### WORK INSTRUCTIONS
Select from the data all lines with the word "звукового".

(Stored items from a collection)
----------

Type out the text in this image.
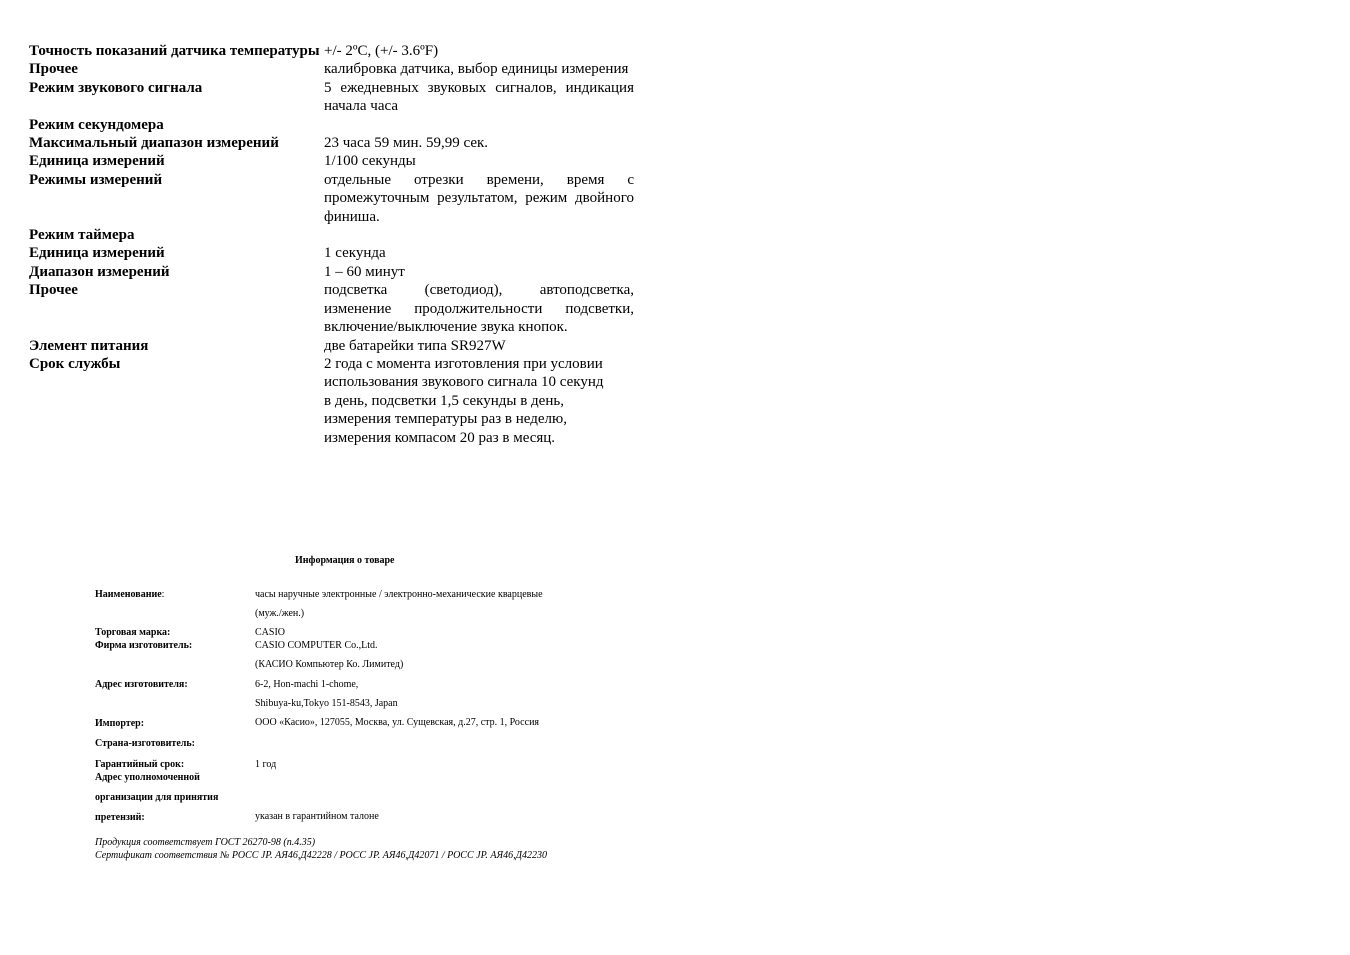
Точность показаний датчика температуры +/- 2ºC, (+/- 3.6ºF)
Прочее	калибровка датчика, выбор единицы измерения
Режим звукового сигнала	5 ежедневных звуковых сигналов, индикация начала часа
Режим секундомера
Максимальный диапазон измерений	23 часа 59 мин. 59,99 сек.
Единица измерений	1/100 секунды
Режимы измерений	отдельные отрезки времени, время с промежуточным результатом, режим двойного финиша.
Режим таймера
Единица измерений	1 секунда
Диапазон измерений	1 – 60 минут
Прочее	подсветка (светодиод), автоподсветка, изменение продолжительности подсветки, включение/выключение звука кнопок.
Элемент питания	две батарейки типа SR927W
Срок службы	2 года с момента изготовления при условии
использования звукового сигнала 10 секунд
в день, подсветки 1,5 секунды в день,
измерения температуры раз в неделю,
измерения компасом 20 раз в месяц.
Информация о товаре
Наименование:	часы наручные электронные / электронно-механические кварцевые
(муж./жен.)
Торговая марка:	CASIO
Фирма изготовитель:	CASIO COMPUTER Co.,Ltd.
(КАСИО Компьютер Ко. Лимитед)
Адрес изготовителя:	6-2, Hon-machi 1-chome,
Shibuya-ku,Tokyo 151-8543, Japan
Импортер:	ООО «Касио», 127055, Москва, ул. Сущевская, д.27, стр. 1, Россия
Страна-изготовитель:
Гарантийный срок:	1 год
Адрес уполномоченной
организации для принятия
претензий:	указан в гарантийном талоне
Продукция соответствует ГОСТ 26270-98 (п.4.35)
Сертификат соответствия № РОСС JP. АЯ46,Д42228 / РОСС JP. АЯ46,Д42071 / РОСС JP. АЯ46,Д42230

----------

### RESULT BELOW
Режим звукового сигнала	5 ежедневных звуковых сигналов, индикация начала часа
использования звукового сигнала 10 секунд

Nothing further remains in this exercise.